- Stated task
Transcribe the entries below exactly; leave every image out.
┌─ Supplied data
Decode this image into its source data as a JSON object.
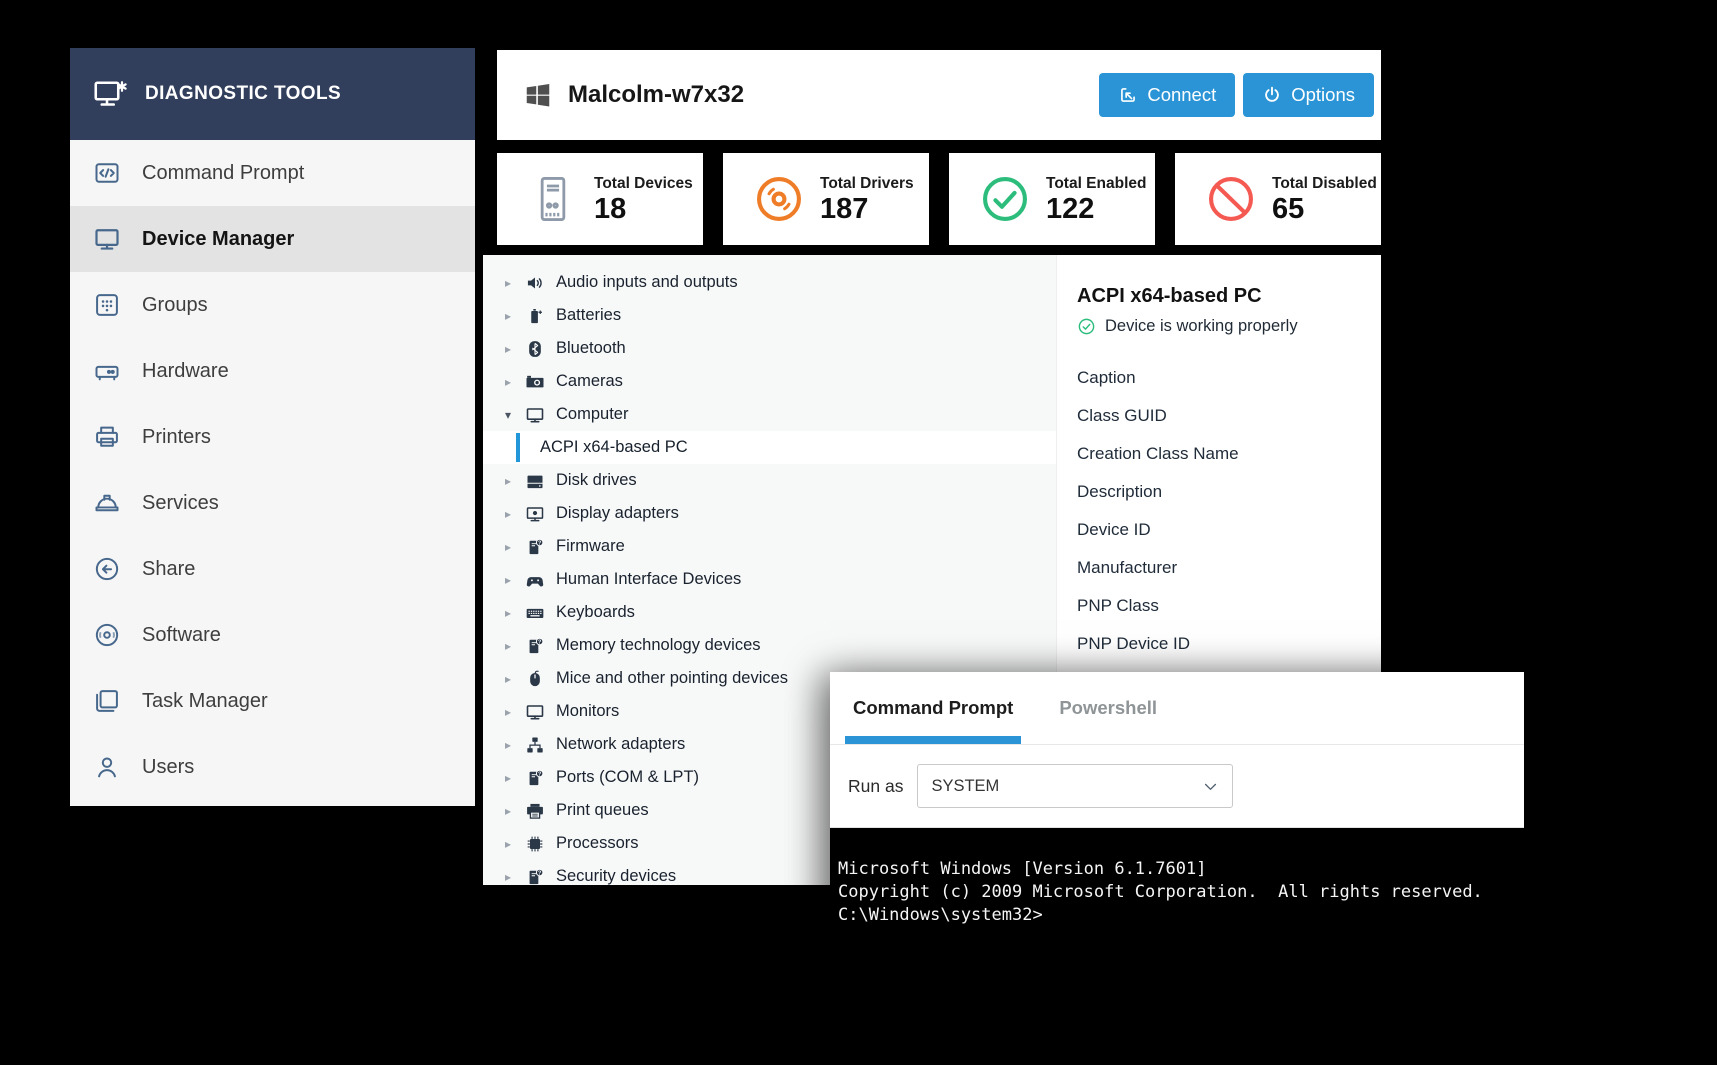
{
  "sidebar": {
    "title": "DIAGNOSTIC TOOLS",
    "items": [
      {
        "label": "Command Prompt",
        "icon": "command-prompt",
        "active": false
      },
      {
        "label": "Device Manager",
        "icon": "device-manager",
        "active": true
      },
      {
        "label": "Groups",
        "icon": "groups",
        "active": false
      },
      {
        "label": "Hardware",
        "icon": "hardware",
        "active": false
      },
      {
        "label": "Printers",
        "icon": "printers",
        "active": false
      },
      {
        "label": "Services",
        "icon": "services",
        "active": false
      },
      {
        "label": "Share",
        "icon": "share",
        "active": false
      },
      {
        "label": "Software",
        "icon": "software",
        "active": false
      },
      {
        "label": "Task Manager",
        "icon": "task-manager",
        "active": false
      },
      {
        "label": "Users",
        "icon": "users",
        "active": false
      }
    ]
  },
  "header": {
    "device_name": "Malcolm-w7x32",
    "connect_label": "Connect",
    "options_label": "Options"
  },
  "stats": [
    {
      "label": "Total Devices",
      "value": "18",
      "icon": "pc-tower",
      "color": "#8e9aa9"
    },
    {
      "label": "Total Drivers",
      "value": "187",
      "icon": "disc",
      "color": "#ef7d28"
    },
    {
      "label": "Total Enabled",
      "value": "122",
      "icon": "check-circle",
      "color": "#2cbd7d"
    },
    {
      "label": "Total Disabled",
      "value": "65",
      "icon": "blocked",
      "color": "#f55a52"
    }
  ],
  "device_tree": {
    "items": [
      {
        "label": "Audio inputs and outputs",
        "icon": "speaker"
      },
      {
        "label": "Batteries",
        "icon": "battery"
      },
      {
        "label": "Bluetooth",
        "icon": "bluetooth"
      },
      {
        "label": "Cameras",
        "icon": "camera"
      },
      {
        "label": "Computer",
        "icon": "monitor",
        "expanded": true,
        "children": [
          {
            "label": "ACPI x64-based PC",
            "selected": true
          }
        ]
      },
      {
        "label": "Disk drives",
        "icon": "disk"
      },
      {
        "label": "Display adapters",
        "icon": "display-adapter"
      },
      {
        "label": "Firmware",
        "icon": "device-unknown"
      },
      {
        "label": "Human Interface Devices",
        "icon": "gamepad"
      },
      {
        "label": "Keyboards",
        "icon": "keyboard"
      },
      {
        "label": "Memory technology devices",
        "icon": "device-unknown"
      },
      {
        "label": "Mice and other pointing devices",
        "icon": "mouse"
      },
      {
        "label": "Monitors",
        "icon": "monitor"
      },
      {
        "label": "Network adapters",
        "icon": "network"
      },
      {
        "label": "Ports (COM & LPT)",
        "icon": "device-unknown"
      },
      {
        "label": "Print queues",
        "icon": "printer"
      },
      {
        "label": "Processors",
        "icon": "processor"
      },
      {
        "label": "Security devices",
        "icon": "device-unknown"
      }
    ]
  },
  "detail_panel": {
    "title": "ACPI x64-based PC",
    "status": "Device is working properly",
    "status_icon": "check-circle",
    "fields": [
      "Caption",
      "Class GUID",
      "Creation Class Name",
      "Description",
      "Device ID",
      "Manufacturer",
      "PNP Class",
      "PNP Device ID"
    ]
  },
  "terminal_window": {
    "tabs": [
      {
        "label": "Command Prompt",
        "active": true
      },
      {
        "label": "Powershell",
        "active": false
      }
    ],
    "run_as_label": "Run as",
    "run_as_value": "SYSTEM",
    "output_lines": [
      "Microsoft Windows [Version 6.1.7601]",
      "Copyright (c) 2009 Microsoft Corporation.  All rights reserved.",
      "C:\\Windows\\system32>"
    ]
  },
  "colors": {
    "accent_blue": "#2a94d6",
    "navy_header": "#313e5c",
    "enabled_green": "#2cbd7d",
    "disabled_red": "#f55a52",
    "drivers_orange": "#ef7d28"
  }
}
└─
- Result of the task
Decode this image into its source data as a JSON object.
{
  "sidebar": {
    "title": "DIAGNOSTIC TOOLS",
    "items": [
      {
        "label": "Command Prompt",
        "icon": "command-prompt",
        "active": false
      },
      {
        "label": "Device Manager",
        "icon": "device-manager",
        "active": true
      },
      {
        "label": "Groups",
        "icon": "groups",
        "active": false
      },
      {
        "label": "Hardware",
        "icon": "hardware",
        "active": false
      },
      {
        "label": "Printers",
        "icon": "printers",
        "active": false
      },
      {
        "label": "Services",
        "icon": "services",
        "active": false
      },
      {
        "label": "Share",
        "icon": "share",
        "active": false
      },
      {
        "label": "Software",
        "icon": "software",
        "active": false
      },
      {
        "label": "Task Manager",
        "icon": "task-manager",
        "active": false
      },
      {
        "label": "Users",
        "icon": "users",
        "active": false
      }
    ]
  },
  "header": {
    "device_name": "Malcolm-w7x32",
    "connect_label": "Connect",
    "options_label": "Options"
  },
  "stats": [
    {
      "label": "Total Devices",
      "value": "18",
      "icon": "pc-tower",
      "color": "#8e9aa9"
    },
    {
      "label": "Total Drivers",
      "value": "187",
      "icon": "disc",
      "color": "#ef7d28"
    },
    {
      "label": "Total Enabled",
      "value": "122",
      "icon": "check-circle",
      "color": "#2cbd7d"
    },
    {
      "label": "Total Disabled",
      "value": "65",
      "icon": "blocked",
      "color": "#f55a52"
    }
  ],
  "device_tree": {
    "items": [
      {
        "label": "Audio inputs and outputs",
        "icon": "speaker"
      },
      {
        "label": "Batteries",
        "icon": "battery"
      },
      {
        "label": "Bluetooth",
        "icon": "bluetooth"
      },
      {
        "label": "Cameras",
        "icon": "camera"
      },
      {
        "label": "Computer",
        "icon": "monitor",
        "expanded": true,
        "children": [
          {
            "label": "ACPI x64-based PC",
            "selected": true
          }
        ]
      },
      {
        "label": "Disk drives",
        "icon": "disk"
      },
      {
        "label": "Display adapters",
        "icon": "display-adapter"
      },
      {
        "label": "Firmware",
        "icon": "device-unknown"
      },
      {
        "label": "Human Interface Devices",
        "icon": "gamepad"
      },
      {
        "label": "Keyboards",
        "icon": "keyboard"
      },
      {
        "label": "Memory technology devices",
        "icon": "device-unknown"
      },
      {
        "label": "Mice and other pointing devices",
        "icon": "mouse"
      },
      {
        "label": "Monitors",
        "icon": "monitor"
      },
      {
        "label": "Network adapters",
        "icon": "network"
      },
      {
        "label": "Ports (COM & LPT)",
        "icon": "device-unknown"
      },
      {
        "label": "Print queues",
        "icon": "printer"
      },
      {
        "label": "Processors",
        "icon": "processor"
      },
      {
        "label": "Security devices",
        "icon": "device-unknown"
      }
    ]
  },
  "detail_panel": {
    "title": "ACPI x64-based PC",
    "status": "Device is working properly",
    "status_icon": "check-circle",
    "fields": [
      "Caption",
      "Class GUID",
      "Creation Class Name",
      "Description",
      "Device ID",
      "Manufacturer",
      "PNP Class",
      "PNP Device ID"
    ]
  },
  "terminal_window": {
    "tabs": [
      {
        "label": "Command Prompt",
        "active": true
      },
      {
        "label": "Powershell",
        "active": false
      }
    ],
    "run_as_label": "Run as",
    "run_as_value": "SYSTEM",
    "output_lines": [
      "Microsoft Windows [Version 6.1.7601]",
      "Copyright (c) 2009 Microsoft Corporation.  All rights reserved.",
      "C:\\Windows\\system32>"
    ]
  },
  "colors": {
    "accent_blue": "#2a94d6",
    "navy_header": "#313e5c",
    "enabled_green": "#2cbd7d",
    "disabled_red": "#f55a52",
    "drivers_orange": "#ef7d28"
  }
}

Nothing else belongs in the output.